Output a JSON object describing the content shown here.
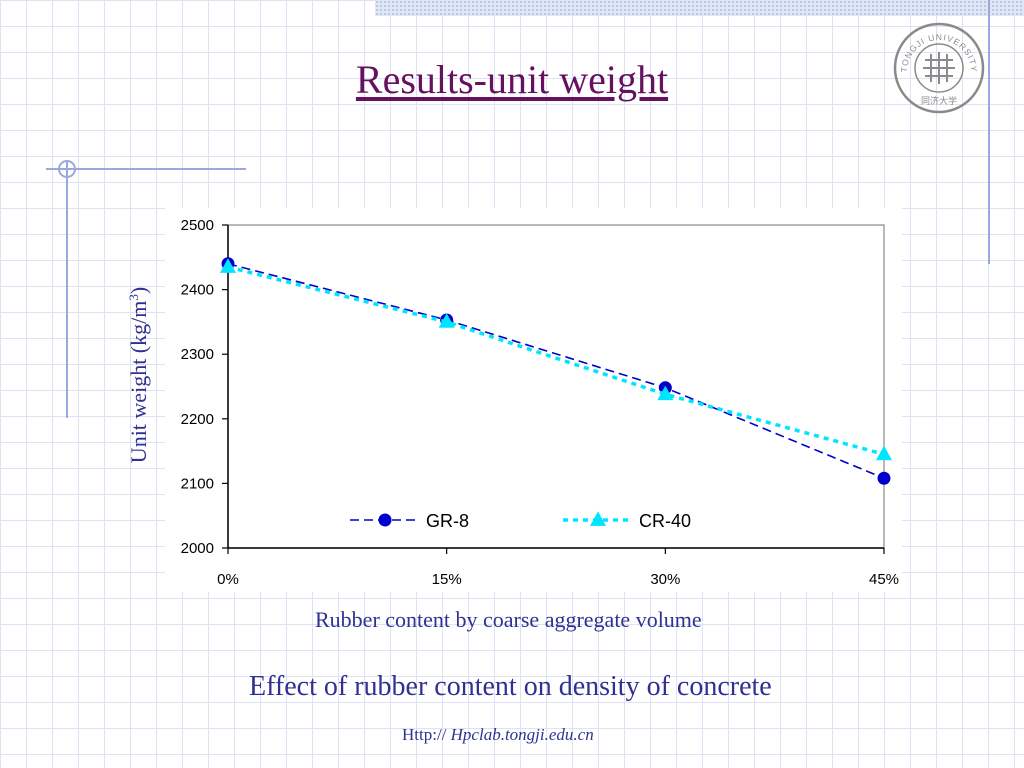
{
  "slide": {
    "title": "Results-unit weight",
    "caption": "Effect of rubber content on density of concrete",
    "footer_prefix": "Http:// ",
    "footer_domain": "Hpclab.tongji.edu.cn"
  },
  "logo": {
    "text": "TONGJI UNIVERSITY",
    "chinese_text": "同济大学",
    "color": "#8a8a8a"
  },
  "colors": {
    "title": "#66115f",
    "text": "#2e3192",
    "decoration": "#9aa9dd",
    "grid": "#dde3f2"
  },
  "chart_data": {
    "type": "line",
    "title": "",
    "xlabel": "Rubber content by coarse aggregate volume",
    "ylabel": "Unit weight (kg/m",
    "ylabel_sup": "3",
    "ylabel_close": ")",
    "categories": [
      "0%",
      "15%",
      "30%",
      "45%"
    ],
    "ylim": [
      2000,
      2500
    ],
    "yticks": [
      "2000",
      "2100",
      "2200",
      "2300",
      "2400",
      "2500"
    ],
    "grid": false,
    "legend_position": "inside-bottom",
    "series": [
      {
        "name": "GR-8",
        "values": [
          2440,
          2353,
          2248,
          2108
        ],
        "color": "#0000cc",
        "marker": "circle",
        "line_style": "dashed"
      },
      {
        "name": "CR-40",
        "values": [
          2435,
          2350,
          2238,
          2145
        ],
        "color": "#00e5ff",
        "marker": "triangle",
        "line_style": "dotted"
      }
    ]
  }
}
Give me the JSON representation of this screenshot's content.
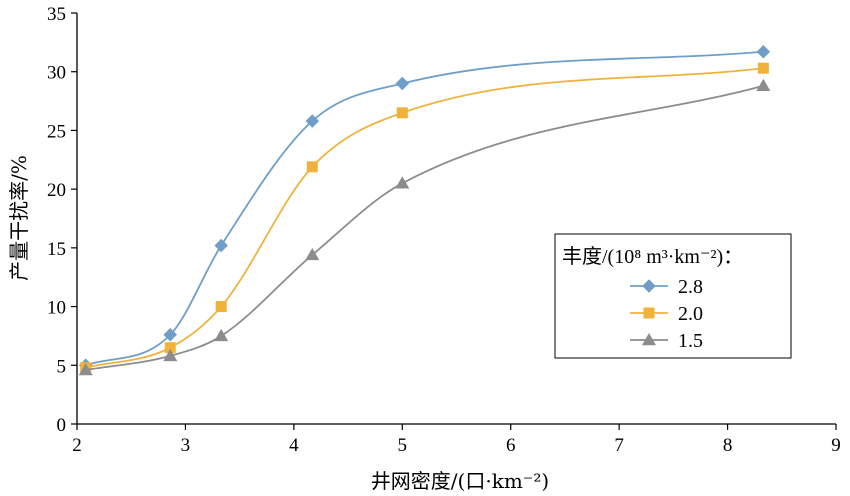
{
  "chart_data": {
    "type": "line",
    "xlabel": "井网密度/(口·km⁻²)",
    "ylabel": "产量干扰率/%",
    "xlim": [
      2,
      9
    ],
    "ylim": [
      0,
      35
    ],
    "x_ticks": [
      "2",
      "3",
      "4",
      "5",
      "6",
      "7",
      "8",
      "9"
    ],
    "y_ticks": [
      "0",
      "5",
      "10",
      "15",
      "20",
      "25",
      "30",
      "35"
    ],
    "grid": false,
    "legend_position": "right-middle",
    "legend_title": "丰度/(10⁸ m³·km⁻²)：",
    "series": [
      {
        "name": "2.8",
        "marker": "diamond",
        "color": "#6f9fc8",
        "x": [
          2.08,
          2.86,
          3.33,
          4.17,
          5.0,
          8.33
        ],
        "y": [
          5.0,
          7.6,
          15.2,
          25.8,
          29.0,
          31.7
        ]
      },
      {
        "name": "2.0",
        "marker": "square",
        "color": "#f0b23a",
        "x": [
          2.08,
          2.86,
          3.33,
          4.17,
          5.0,
          8.33
        ],
        "y": [
          4.8,
          6.5,
          10.0,
          21.9,
          26.5,
          30.3
        ]
      },
      {
        "name": "1.5",
        "marker": "triangle",
        "color": "#8c8c8c",
        "x": [
          2.08,
          2.86,
          3.33,
          4.17,
          5.0,
          8.33
        ],
        "y": [
          4.6,
          5.8,
          7.5,
          14.4,
          20.5,
          28.8
        ]
      }
    ]
  }
}
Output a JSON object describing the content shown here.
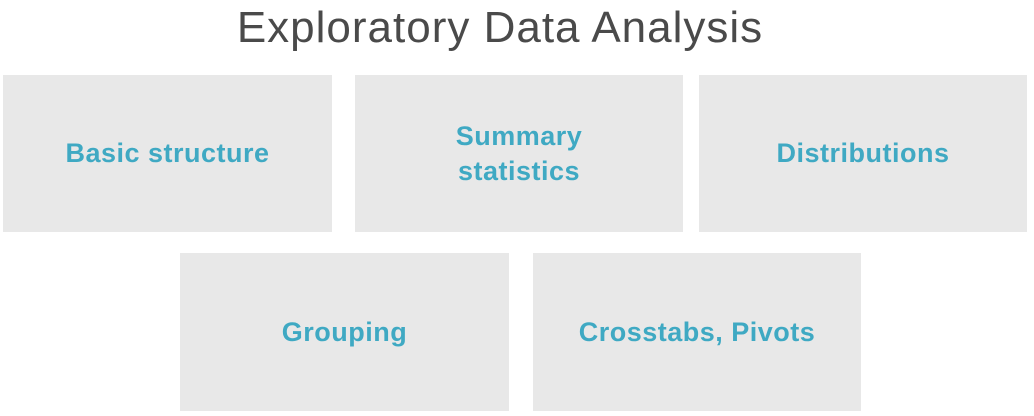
{
  "title": "Exploratory Data Analysis",
  "boxes": [
    {
      "label": "Basic structure"
    },
    {
      "label": "Summary\nstatistics"
    },
    {
      "label": "Distributions"
    },
    {
      "label": "Grouping"
    },
    {
      "label": "Crosstabs, Pivots"
    }
  ],
  "colors": {
    "title": "#4a4a4a",
    "box_background": "#e8e8e8",
    "label": "#3fa9c3"
  }
}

* _WHAT NEEDS TO BE DONE_: Working from the lines above, reproduce the material exactly and exclude its pictures.

* _TASK RESULT_:
Output a JSON object describing the content shown here.
{
  "slide": {
    "title": "Results-unit weight",
    "caption": "Effect of rubber content on density of concrete",
    "footer_prefix": "Http:// ",
    "footer_domain": "Hpclab.tongji.edu.cn"
  },
  "logo": {
    "text": "TONGJI UNIVERSITY",
    "chinese_text": "同济大学",
    "color": "#8a8a8a"
  },
  "colors": {
    "title": "#66115f",
    "text": "#2e3192",
    "decoration": "#9aa9dd",
    "grid": "#dde3f2"
  },
  "chart_data": {
    "type": "line",
    "title": "",
    "xlabel": "Rubber content by coarse aggregate volume",
    "ylabel": "Unit weight (kg/m",
    "ylabel_sup": "3",
    "ylabel_close": ")",
    "categories": [
      "0%",
      "15%",
      "30%",
      "45%"
    ],
    "ylim": [
      2000,
      2500
    ],
    "yticks": [
      "2000",
      "2100",
      "2200",
      "2300",
      "2400",
      "2500"
    ],
    "grid": false,
    "legend_position": "inside-bottom",
    "series": [
      {
        "name": "GR-8",
        "values": [
          2440,
          2353,
          2248,
          2108
        ],
        "color": "#0000cc",
        "marker": "circle",
        "line_style": "dashed"
      },
      {
        "name": "CR-40",
        "values": [
          2435,
          2350,
          2238,
          2145
        ],
        "color": "#00e5ff",
        "marker": "triangle",
        "line_style": "dotted"
      }
    ]
  }
}
Give me the JSON representation of this screenshot's content.
{
  "chart_data": {
    "type": "line",
    "xlabel": "井网密度/(口·km⁻²)",
    "ylabel": "产量干扰率/%",
    "xlim": [
      2,
      9
    ],
    "ylim": [
      0,
      35
    ],
    "x_ticks": [
      "2",
      "3",
      "4",
      "5",
      "6",
      "7",
      "8",
      "9"
    ],
    "y_ticks": [
      "0",
      "5",
      "10",
      "15",
      "20",
      "25",
      "30",
      "35"
    ],
    "grid": false,
    "legend_position": "right-middle",
    "legend_title": "丰度/(10⁸ m³·km⁻²)：",
    "series": [
      {
        "name": "2.8",
        "marker": "diamond",
        "color": "#6f9fc8",
        "x": [
          2.08,
          2.86,
          3.33,
          4.17,
          5.0,
          8.33
        ],
        "y": [
          5.0,
          7.6,
          15.2,
          25.8,
          29.0,
          31.7
        ]
      },
      {
        "name": "2.0",
        "marker": "square",
        "color": "#f0b23a",
        "x": [
          2.08,
          2.86,
          3.33,
          4.17,
          5.0,
          8.33
        ],
        "y": [
          4.8,
          6.5,
          10.0,
          21.9,
          26.5,
          30.3
        ]
      },
      {
        "name": "1.5",
        "marker": "triangle",
        "color": "#8c8c8c",
        "x": [
          2.08,
          2.86,
          3.33,
          4.17,
          5.0,
          8.33
        ],
        "y": [
          4.6,
          5.8,
          7.5,
          14.4,
          20.5,
          28.8
        ]
      }
    ]
  }
}
Output a JSON object describing the content shown here.
{
  "title": "Exploratory Data Analysis",
  "boxes": [
    {
      "label": "Basic structure"
    },
    {
      "label": "Summary\nstatistics"
    },
    {
      "label": "Distributions"
    },
    {
      "label": "Grouping"
    },
    {
      "label": "Crosstabs, Pivots"
    }
  ],
  "colors": {
    "title": "#4a4a4a",
    "box_background": "#e8e8e8",
    "label": "#3fa9c3"
  }
}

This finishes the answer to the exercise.